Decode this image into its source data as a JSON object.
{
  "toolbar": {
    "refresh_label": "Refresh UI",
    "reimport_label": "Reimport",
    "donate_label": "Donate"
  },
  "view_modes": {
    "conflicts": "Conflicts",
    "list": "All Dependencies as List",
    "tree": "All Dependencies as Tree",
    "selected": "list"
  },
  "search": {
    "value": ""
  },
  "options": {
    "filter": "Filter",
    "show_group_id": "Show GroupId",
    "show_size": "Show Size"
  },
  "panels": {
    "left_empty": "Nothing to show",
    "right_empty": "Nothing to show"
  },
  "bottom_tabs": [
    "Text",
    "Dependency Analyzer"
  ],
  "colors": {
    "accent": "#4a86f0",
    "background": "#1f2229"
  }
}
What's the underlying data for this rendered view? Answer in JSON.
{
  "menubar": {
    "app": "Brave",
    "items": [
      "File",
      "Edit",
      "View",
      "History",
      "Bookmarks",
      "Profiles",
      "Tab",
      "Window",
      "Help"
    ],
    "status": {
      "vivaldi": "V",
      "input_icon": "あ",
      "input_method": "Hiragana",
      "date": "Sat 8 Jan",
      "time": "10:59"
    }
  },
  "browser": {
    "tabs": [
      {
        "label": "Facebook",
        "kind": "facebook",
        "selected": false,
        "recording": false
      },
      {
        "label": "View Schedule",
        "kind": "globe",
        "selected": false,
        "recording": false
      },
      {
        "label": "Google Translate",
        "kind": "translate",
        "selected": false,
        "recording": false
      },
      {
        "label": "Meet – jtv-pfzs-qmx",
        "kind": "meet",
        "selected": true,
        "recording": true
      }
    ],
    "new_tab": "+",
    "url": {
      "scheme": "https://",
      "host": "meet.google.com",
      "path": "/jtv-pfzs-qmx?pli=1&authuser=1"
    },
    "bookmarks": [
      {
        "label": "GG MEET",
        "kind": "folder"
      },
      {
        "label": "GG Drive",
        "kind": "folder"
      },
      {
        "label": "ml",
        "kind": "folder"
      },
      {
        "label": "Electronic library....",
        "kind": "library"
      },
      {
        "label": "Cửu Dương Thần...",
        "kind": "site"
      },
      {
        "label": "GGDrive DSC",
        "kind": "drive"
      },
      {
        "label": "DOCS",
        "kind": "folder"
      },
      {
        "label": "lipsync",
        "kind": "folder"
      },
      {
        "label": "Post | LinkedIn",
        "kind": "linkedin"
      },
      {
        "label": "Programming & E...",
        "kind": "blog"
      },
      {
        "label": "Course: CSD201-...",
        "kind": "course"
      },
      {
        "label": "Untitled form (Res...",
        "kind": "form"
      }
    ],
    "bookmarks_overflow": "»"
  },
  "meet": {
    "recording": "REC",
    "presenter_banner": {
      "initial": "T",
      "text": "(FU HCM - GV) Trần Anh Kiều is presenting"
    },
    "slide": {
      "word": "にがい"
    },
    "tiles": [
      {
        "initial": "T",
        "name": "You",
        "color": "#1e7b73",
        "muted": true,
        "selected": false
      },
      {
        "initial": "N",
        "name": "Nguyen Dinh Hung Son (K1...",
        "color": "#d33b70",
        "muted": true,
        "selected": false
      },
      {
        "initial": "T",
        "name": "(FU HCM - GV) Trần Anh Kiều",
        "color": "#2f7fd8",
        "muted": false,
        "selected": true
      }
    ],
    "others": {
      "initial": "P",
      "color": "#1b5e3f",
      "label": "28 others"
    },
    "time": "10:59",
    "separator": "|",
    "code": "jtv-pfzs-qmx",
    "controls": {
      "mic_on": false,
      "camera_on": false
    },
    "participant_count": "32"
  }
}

### Written instruction
Say how many lines in the records hold "JSON", with the number as the whole reply.

### Output for this exercise
2